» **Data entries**
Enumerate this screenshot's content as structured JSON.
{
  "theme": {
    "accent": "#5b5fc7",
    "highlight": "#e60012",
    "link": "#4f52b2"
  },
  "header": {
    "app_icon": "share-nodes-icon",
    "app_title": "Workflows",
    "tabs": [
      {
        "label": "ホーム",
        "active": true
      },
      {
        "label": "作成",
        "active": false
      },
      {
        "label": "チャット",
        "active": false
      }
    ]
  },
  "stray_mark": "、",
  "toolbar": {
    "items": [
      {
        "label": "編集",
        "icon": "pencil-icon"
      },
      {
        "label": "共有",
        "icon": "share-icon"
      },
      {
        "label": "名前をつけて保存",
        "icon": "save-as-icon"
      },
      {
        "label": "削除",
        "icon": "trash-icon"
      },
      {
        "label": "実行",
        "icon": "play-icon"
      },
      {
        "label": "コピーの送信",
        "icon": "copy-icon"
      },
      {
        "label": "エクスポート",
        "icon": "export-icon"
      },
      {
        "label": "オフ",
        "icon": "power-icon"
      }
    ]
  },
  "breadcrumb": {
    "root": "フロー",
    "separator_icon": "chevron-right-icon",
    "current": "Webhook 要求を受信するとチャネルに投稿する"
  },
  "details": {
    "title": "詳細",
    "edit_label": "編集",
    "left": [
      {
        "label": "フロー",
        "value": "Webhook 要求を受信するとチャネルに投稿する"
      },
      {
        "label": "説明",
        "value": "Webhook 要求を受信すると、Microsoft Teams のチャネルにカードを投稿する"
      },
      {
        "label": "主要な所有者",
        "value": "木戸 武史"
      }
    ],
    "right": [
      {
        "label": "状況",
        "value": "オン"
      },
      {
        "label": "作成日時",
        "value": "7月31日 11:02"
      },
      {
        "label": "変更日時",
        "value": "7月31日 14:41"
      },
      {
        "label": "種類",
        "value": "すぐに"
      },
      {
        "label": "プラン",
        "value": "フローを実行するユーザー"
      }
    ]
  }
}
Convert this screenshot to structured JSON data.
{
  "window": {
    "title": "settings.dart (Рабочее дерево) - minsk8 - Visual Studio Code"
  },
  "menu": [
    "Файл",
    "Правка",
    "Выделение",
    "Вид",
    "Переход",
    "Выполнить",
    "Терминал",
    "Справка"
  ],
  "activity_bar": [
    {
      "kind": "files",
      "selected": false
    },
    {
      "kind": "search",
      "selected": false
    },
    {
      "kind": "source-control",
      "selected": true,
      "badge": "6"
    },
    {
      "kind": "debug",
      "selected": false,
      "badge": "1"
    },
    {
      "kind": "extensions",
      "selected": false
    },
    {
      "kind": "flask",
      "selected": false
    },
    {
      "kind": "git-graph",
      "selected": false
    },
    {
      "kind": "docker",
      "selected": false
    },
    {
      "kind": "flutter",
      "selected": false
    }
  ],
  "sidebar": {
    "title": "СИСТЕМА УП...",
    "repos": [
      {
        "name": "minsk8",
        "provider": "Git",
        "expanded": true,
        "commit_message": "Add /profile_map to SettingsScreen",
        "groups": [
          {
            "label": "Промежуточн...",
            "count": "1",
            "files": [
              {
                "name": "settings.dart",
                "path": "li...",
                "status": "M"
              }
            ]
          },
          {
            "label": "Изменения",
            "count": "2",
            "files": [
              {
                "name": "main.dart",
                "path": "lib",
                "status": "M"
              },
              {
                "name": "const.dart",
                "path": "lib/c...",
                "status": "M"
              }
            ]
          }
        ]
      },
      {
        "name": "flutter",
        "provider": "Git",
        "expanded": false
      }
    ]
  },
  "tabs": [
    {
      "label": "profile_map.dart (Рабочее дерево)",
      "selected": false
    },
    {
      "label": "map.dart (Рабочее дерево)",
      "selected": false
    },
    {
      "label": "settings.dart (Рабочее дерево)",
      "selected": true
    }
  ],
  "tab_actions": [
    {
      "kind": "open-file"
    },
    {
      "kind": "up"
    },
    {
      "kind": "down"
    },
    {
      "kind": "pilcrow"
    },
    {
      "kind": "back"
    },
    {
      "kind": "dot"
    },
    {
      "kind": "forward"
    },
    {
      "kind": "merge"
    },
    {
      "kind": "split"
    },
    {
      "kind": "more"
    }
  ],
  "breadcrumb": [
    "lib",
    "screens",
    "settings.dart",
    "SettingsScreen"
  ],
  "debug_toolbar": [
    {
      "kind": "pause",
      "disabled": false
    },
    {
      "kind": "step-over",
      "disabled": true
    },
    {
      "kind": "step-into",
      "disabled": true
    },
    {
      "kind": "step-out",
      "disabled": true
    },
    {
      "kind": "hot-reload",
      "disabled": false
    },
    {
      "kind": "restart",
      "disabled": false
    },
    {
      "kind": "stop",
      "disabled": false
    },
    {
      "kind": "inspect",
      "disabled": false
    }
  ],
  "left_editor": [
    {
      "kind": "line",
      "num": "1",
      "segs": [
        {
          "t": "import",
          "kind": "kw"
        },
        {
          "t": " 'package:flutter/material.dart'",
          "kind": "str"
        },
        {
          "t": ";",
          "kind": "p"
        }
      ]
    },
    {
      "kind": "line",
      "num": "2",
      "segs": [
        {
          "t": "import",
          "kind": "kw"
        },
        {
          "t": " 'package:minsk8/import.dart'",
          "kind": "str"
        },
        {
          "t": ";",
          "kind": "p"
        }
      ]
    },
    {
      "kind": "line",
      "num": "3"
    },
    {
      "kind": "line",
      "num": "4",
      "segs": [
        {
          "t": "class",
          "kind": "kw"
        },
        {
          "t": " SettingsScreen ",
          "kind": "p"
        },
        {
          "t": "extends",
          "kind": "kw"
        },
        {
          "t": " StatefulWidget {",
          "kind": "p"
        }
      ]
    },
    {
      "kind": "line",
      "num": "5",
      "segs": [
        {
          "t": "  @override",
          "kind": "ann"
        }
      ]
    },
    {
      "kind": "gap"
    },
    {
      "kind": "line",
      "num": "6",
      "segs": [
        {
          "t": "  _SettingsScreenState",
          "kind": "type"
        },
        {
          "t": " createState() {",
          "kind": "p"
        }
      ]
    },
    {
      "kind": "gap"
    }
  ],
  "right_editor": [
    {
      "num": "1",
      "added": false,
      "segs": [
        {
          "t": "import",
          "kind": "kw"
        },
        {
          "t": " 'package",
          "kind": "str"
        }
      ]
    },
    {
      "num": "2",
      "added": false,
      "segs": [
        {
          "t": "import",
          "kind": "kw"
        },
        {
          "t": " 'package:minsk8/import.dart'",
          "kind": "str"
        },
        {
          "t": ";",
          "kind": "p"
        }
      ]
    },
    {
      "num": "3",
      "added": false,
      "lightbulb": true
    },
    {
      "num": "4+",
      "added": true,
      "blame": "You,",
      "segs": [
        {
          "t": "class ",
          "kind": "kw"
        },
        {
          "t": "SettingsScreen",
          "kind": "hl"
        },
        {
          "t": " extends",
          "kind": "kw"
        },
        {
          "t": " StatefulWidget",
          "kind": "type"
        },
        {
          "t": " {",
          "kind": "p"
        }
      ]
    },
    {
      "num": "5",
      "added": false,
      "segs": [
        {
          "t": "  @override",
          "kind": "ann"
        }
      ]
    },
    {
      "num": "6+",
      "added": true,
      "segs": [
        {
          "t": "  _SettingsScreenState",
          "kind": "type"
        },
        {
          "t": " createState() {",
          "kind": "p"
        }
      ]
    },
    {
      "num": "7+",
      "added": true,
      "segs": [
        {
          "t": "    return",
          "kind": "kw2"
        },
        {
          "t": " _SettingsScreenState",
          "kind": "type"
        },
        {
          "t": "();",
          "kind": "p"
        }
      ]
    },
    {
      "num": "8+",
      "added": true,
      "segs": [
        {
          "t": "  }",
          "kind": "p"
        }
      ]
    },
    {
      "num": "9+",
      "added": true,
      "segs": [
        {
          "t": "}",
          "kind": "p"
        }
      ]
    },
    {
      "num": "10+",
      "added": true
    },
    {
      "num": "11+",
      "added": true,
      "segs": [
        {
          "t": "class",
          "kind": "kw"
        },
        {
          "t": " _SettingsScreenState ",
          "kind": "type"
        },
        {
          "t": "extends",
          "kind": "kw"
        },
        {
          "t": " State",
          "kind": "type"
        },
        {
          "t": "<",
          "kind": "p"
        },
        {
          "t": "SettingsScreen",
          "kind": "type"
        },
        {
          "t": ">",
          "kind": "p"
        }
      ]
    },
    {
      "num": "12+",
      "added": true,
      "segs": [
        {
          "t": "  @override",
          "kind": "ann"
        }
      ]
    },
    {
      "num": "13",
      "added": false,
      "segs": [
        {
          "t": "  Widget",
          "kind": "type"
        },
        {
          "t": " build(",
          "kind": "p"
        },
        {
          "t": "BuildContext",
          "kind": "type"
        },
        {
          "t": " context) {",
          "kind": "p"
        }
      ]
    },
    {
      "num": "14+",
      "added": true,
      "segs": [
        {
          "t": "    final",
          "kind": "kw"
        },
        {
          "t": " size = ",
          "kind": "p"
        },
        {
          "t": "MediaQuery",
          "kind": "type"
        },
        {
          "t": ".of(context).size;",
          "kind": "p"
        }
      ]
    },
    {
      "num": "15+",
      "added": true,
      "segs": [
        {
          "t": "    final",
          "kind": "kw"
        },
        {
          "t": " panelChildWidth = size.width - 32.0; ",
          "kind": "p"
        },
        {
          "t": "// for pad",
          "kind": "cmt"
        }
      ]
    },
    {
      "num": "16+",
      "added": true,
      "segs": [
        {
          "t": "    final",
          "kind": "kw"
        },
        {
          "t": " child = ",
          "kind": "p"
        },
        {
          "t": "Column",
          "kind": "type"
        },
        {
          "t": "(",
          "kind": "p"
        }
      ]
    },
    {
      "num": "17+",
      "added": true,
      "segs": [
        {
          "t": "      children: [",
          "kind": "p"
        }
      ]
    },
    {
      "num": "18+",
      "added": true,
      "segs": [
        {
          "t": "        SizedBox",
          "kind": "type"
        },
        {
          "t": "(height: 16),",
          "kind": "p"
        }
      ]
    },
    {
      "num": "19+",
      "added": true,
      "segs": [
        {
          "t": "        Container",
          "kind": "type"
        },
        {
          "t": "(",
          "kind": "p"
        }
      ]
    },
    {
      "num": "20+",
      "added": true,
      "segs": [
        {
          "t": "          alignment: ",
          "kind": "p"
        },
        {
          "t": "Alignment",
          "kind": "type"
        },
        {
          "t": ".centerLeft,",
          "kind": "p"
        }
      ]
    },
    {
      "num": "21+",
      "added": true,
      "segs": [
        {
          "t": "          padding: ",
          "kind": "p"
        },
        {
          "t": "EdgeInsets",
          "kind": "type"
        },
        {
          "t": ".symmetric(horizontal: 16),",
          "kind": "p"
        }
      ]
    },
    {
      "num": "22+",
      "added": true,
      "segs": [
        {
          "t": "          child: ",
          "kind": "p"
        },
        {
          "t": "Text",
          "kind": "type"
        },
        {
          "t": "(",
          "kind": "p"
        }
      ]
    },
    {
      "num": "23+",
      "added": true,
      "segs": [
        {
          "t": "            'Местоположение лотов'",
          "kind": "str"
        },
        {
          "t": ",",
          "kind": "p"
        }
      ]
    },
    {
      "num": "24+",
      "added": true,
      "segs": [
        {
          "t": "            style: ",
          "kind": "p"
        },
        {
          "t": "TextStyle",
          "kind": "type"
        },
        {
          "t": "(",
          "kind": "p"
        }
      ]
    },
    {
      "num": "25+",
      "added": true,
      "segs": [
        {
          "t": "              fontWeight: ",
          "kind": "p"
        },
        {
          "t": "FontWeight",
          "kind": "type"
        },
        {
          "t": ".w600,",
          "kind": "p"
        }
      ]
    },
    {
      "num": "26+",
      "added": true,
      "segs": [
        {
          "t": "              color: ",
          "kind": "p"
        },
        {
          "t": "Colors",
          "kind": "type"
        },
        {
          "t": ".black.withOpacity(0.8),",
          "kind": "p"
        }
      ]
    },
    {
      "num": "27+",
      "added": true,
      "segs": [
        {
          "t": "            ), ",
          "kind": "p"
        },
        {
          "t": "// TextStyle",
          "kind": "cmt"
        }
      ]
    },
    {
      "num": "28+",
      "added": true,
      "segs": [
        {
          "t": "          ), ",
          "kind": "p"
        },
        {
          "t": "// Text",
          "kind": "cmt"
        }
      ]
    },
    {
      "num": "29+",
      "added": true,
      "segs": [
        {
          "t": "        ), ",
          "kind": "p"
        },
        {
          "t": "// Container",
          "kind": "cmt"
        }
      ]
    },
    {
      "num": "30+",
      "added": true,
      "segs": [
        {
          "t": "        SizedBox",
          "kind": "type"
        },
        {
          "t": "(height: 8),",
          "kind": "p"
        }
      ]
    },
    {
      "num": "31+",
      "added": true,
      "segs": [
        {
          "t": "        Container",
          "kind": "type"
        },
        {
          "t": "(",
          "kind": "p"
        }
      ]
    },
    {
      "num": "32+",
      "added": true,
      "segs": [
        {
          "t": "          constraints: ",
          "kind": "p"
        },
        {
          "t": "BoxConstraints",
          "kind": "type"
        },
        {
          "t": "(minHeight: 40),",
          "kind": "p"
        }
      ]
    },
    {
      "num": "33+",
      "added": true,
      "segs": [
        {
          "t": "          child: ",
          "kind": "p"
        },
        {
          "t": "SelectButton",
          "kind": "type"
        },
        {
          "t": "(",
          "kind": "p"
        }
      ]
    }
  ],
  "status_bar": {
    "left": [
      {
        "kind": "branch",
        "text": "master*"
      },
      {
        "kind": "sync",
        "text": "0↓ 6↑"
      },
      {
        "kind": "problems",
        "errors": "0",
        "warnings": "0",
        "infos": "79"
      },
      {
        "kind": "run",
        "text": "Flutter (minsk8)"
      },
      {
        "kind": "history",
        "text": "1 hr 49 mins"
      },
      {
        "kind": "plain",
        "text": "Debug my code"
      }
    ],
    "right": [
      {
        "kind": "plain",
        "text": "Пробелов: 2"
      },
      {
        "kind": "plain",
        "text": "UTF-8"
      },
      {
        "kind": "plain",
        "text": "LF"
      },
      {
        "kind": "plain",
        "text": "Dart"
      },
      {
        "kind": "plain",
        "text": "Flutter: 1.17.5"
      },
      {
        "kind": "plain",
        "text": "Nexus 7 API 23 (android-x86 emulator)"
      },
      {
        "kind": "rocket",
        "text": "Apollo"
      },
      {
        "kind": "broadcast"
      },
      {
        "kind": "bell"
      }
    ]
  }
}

--

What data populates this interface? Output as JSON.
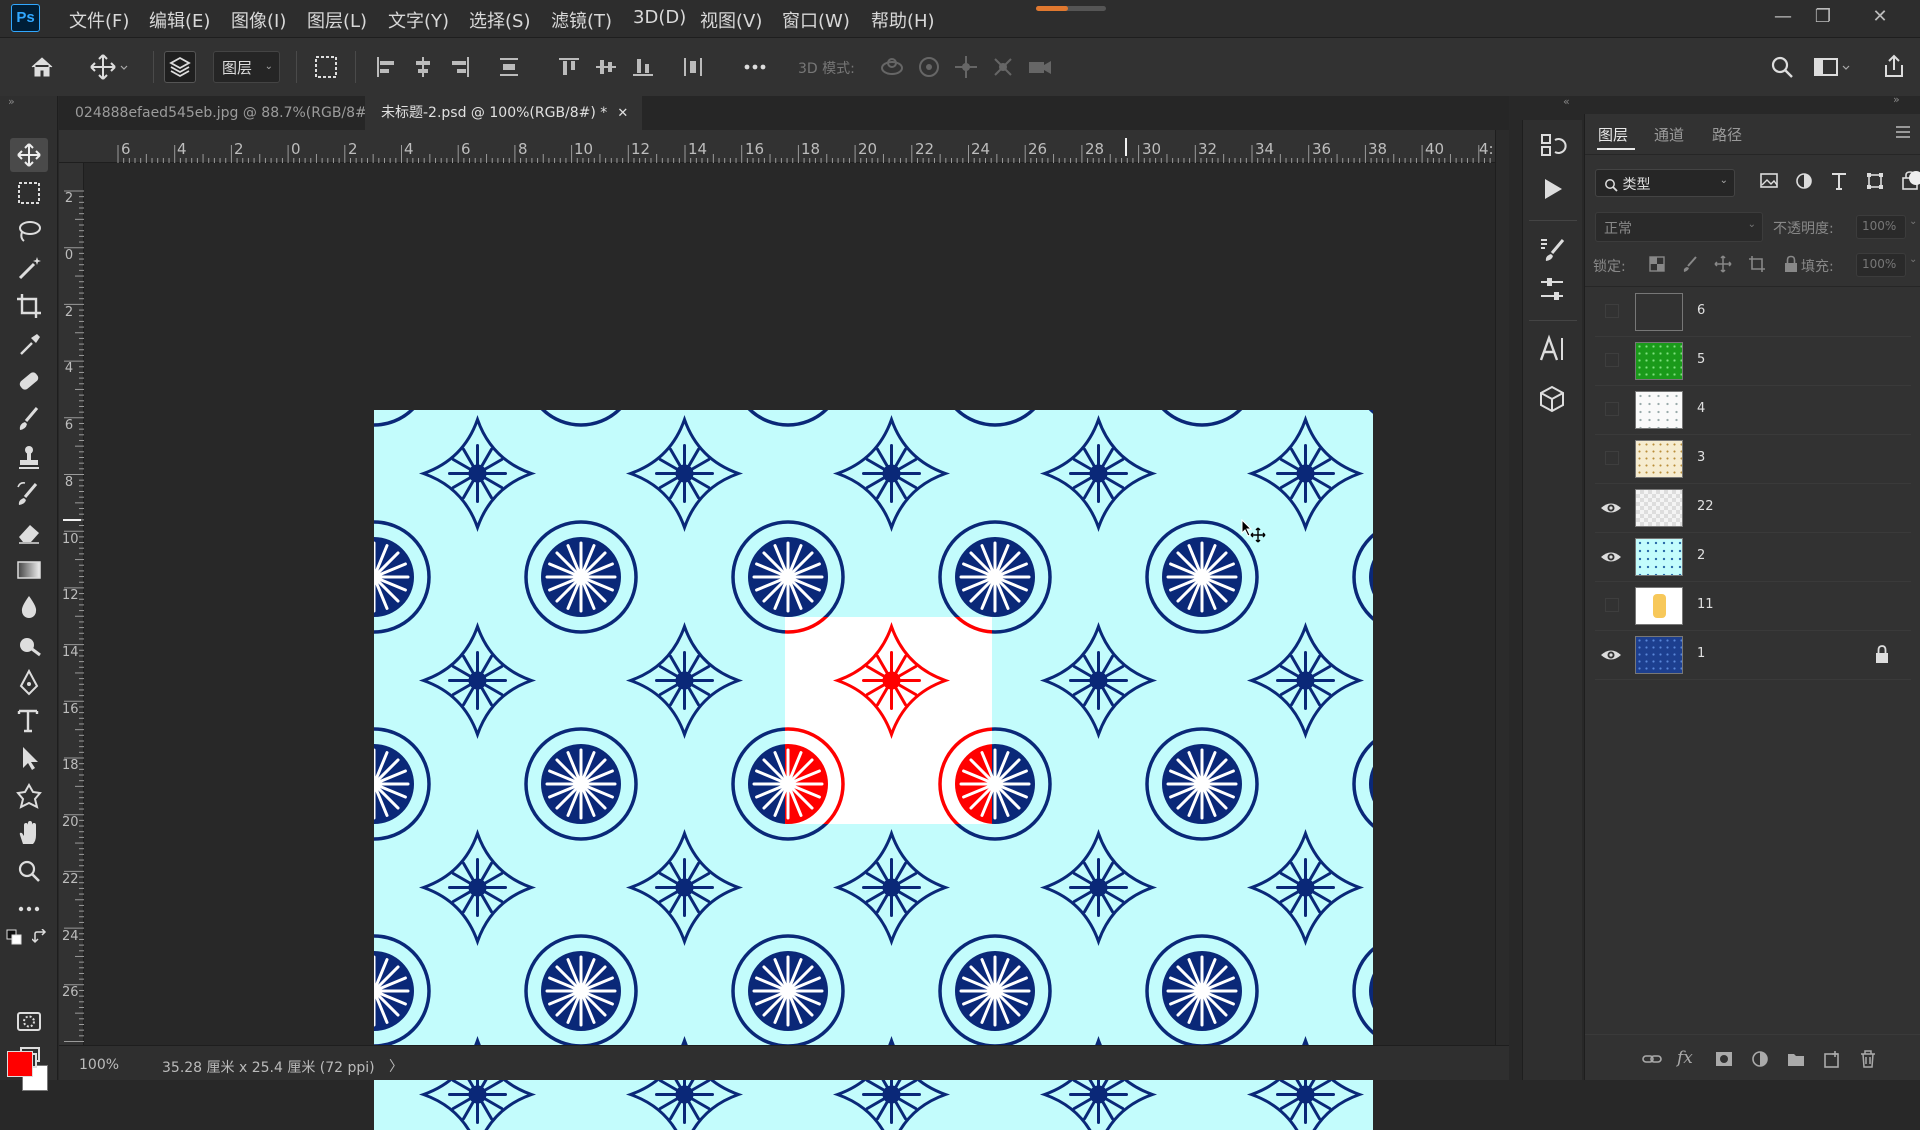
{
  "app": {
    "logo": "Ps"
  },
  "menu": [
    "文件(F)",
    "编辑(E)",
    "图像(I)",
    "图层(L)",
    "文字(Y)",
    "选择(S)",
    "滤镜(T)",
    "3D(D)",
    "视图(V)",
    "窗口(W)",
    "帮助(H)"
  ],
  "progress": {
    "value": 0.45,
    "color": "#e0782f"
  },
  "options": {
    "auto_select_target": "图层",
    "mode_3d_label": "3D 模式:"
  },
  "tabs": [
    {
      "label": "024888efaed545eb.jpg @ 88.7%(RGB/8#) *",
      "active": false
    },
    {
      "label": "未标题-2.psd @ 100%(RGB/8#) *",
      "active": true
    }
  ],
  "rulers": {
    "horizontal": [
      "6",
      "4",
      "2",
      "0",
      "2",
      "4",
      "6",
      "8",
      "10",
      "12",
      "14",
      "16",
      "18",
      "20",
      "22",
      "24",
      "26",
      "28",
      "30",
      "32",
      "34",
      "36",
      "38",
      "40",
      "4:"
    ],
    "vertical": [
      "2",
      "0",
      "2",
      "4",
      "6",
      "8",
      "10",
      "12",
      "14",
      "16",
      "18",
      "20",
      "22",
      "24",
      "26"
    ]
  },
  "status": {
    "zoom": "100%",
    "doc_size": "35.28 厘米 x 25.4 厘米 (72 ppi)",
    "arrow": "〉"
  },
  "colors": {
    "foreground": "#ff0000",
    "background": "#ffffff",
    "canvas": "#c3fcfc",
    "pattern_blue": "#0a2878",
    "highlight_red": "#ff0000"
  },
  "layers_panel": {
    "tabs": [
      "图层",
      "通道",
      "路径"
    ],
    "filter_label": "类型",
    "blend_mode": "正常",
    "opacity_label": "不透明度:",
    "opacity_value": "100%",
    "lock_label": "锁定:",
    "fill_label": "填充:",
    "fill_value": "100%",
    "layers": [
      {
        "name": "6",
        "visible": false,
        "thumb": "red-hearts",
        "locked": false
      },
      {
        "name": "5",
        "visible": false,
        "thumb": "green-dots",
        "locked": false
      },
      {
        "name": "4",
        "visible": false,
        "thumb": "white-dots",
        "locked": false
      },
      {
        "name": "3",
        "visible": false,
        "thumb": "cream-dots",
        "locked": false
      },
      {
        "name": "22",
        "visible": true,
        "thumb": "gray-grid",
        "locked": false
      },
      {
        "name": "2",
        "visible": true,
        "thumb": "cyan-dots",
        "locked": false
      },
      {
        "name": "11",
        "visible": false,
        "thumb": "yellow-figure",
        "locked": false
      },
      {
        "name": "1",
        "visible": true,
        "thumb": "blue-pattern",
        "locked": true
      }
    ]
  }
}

» **Work instructions**
The answer is one number: how many lines of the material above contain "screenshot".

» **Completed exercise**
2